> Given request: Show all lines holding the string "信访工作责任制实施办法".

======== Material for this exercise ========

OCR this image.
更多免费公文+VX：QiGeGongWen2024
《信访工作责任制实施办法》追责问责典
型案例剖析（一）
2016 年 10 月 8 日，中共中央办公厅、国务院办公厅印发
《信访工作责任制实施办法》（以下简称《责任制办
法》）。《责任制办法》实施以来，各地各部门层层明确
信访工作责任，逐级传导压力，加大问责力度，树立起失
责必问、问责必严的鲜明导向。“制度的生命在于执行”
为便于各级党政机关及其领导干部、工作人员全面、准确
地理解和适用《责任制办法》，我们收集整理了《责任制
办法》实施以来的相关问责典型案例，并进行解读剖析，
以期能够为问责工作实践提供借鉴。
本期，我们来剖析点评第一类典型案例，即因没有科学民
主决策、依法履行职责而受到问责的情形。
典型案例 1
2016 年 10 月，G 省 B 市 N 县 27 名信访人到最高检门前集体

========

> Output for this exercise:
《信访工作责任制实施办法》追责问责典
《信访工作责任制实施办法》（以下简称《责任制办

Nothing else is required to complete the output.